» **Work to complete**: Seek out every line containing the word "在世贸组织当前和未来谈判中将不寻求新的特殊和差别待遇", and copy each.
** Start Entries shown **
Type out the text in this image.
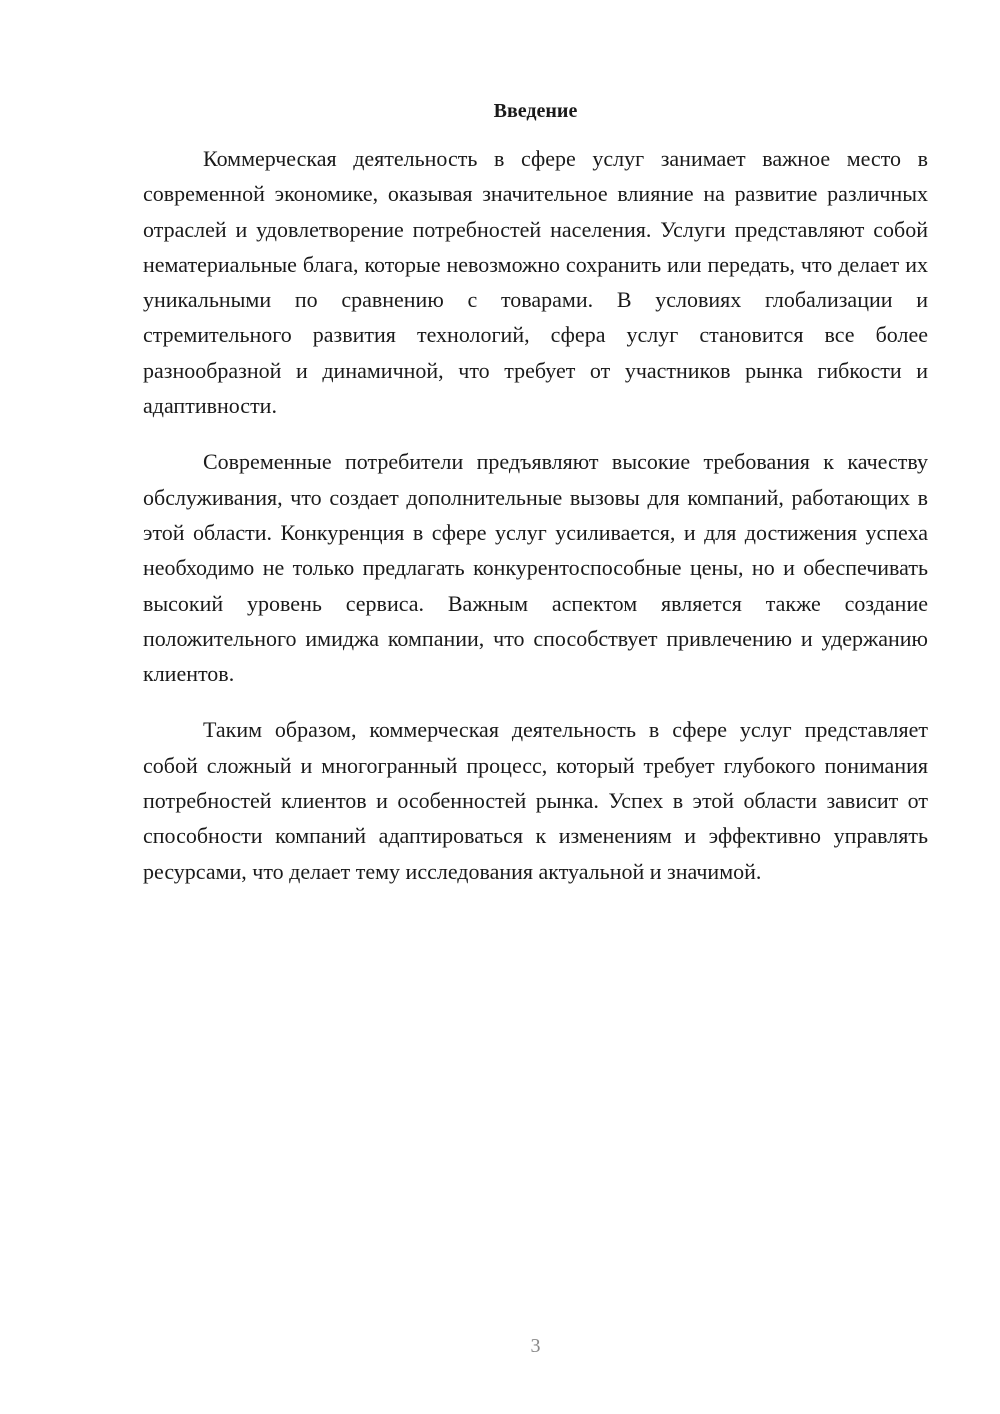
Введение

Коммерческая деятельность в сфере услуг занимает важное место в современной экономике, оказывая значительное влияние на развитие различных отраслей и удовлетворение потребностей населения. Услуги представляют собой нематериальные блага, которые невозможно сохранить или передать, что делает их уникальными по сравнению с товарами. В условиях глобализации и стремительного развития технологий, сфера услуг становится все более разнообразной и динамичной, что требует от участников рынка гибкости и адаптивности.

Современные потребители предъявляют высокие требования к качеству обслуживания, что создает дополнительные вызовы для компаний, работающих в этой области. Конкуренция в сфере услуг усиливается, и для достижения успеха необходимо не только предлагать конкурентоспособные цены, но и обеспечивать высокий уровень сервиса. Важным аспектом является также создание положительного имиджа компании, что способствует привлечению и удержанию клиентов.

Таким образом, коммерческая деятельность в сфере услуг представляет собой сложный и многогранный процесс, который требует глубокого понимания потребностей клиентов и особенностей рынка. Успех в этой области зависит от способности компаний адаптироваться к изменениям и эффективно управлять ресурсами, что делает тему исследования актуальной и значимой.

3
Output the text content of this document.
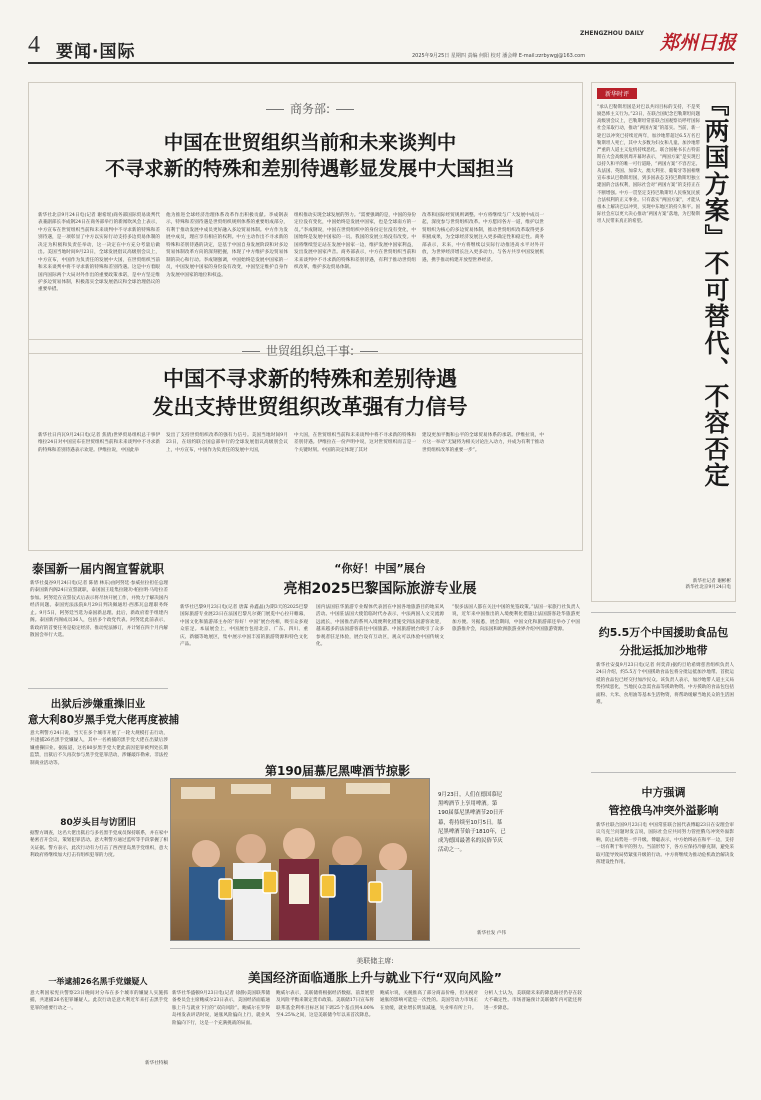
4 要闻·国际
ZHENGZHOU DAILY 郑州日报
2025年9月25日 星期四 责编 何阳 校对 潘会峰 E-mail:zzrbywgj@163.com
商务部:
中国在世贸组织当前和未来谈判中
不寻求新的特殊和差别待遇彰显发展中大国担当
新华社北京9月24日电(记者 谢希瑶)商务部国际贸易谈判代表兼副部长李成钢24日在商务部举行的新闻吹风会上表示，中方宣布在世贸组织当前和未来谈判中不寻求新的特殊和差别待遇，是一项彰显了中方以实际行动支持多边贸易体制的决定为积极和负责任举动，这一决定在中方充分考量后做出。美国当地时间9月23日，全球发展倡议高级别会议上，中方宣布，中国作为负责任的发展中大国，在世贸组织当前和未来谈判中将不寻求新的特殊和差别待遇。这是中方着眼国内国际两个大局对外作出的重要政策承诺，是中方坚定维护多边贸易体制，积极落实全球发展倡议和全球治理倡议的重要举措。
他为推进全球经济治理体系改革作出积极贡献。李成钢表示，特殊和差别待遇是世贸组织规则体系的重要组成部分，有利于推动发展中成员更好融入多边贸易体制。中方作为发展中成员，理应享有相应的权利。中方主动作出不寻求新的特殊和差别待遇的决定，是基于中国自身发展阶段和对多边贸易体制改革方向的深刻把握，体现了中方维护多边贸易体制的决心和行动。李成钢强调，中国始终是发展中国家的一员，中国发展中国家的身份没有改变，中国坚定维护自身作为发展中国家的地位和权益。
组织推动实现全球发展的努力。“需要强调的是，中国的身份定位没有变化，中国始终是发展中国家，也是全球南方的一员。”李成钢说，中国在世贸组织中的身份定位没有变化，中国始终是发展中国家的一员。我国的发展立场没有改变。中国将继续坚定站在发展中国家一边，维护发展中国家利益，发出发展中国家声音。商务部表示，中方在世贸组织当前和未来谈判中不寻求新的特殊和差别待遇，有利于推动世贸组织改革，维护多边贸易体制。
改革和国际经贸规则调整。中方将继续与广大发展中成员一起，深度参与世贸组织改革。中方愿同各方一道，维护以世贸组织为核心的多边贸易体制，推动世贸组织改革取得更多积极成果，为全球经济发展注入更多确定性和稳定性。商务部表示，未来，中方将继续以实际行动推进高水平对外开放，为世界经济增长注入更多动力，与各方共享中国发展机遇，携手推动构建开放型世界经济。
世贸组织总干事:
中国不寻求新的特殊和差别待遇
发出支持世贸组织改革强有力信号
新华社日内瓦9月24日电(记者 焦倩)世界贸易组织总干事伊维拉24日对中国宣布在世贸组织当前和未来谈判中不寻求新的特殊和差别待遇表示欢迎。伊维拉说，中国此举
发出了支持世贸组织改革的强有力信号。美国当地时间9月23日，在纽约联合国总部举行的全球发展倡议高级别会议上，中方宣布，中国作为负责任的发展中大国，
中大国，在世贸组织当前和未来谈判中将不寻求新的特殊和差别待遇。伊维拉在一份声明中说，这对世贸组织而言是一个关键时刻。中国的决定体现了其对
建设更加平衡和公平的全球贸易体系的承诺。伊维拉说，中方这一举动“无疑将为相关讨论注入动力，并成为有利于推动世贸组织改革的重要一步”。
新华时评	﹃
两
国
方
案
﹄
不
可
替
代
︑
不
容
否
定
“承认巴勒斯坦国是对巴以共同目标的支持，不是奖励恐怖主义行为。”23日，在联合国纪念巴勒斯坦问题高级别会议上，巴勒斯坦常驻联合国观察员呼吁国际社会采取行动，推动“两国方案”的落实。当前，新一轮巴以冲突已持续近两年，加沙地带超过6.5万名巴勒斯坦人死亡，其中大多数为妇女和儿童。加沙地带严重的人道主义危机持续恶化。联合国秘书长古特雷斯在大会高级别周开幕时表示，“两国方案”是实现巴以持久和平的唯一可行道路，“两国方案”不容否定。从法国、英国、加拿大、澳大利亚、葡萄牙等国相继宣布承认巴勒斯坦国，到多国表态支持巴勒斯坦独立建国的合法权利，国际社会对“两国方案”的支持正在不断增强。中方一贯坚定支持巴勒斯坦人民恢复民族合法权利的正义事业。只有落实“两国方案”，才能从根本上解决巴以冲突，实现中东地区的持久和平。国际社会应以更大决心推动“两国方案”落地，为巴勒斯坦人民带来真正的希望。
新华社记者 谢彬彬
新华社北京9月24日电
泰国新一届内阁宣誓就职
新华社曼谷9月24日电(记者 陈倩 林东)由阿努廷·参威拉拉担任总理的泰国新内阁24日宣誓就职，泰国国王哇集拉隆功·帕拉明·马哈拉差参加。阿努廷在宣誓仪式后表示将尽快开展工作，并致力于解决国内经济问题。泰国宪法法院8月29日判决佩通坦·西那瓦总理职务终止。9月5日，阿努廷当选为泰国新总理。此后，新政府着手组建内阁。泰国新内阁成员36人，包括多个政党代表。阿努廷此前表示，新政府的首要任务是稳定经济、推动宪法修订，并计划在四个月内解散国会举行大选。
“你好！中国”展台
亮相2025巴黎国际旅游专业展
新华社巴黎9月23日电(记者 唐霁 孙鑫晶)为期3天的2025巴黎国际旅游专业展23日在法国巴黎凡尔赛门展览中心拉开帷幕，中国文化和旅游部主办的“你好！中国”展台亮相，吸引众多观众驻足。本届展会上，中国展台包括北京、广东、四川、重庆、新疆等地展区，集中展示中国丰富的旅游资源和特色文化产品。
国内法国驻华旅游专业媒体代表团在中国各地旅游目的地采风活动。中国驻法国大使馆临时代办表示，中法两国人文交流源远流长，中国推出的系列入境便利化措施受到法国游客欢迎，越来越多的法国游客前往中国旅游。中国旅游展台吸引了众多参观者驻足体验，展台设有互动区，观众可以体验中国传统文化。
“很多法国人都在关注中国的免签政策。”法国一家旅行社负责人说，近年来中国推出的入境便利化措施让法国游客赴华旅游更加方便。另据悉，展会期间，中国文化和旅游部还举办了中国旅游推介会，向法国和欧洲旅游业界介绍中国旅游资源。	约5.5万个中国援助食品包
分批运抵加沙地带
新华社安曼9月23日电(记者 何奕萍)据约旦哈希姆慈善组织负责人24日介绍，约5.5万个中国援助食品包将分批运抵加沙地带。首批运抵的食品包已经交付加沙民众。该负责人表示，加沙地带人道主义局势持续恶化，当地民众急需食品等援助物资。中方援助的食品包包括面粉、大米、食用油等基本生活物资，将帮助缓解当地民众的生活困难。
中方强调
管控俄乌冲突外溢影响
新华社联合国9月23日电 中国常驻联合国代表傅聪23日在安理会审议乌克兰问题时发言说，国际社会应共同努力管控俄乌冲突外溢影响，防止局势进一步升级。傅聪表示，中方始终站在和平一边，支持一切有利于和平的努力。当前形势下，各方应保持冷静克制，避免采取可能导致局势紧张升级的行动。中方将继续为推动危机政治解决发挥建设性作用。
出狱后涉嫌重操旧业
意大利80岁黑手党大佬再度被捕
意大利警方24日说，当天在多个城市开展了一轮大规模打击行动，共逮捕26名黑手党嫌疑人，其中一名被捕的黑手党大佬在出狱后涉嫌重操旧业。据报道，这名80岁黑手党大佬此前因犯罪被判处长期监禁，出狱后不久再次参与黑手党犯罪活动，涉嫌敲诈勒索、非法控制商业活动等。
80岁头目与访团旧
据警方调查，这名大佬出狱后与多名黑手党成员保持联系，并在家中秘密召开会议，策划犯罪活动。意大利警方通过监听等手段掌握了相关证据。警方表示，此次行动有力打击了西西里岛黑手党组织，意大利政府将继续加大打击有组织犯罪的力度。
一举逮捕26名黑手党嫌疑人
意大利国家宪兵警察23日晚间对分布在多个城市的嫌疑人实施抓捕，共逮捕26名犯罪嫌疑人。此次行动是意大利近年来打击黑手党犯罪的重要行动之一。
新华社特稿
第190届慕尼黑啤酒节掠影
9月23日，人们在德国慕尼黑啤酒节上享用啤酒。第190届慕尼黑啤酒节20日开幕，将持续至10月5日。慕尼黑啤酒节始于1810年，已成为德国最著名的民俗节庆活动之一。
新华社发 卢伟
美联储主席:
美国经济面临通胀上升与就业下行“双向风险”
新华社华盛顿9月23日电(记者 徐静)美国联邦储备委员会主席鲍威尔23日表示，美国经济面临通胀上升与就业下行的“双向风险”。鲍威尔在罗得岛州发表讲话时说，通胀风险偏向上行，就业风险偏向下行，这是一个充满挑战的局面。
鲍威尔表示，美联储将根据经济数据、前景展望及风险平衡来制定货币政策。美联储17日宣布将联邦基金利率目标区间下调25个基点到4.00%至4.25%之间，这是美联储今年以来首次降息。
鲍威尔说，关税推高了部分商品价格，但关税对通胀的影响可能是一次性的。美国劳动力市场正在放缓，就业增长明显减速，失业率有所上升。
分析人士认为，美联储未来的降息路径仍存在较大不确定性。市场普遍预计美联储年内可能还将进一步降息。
** End Entries shown **
» **Answer below**:
新华社北京9月24日电(记者 谢希瑶)商务部国际贸易谈判代表兼副部长李成钢24日在商务部举行的新闻吹风会上表示，中方宣布在世贸组织当前和未来谈判中不寻求新的特殊和差别待遇，是一项彰显了中方以实际行动支持多边贸易体制的决定为积极和负责任举动，这一决定在中方充分考量后做出。美国当地时间9月23日，全球发展倡议高级别会议上，中方宣布，中国作为负责任的发展中大国，在世贸组织当前和未来谈判中将不寻求新的特殊和差别待遇。这是中方着眼国内国际两个大局对外作出的重要政策承诺，是中方坚定维护多边贸易体制，积极落实全球发展倡议和全球治理倡议的重要举措。
中大国，在世贸组织当前和未来谈判中将不寻求新的特殊和差别待遇。伊维拉在一份声明中说，这对世贸组织而言是一个关键时刻。中国的决定体现了其对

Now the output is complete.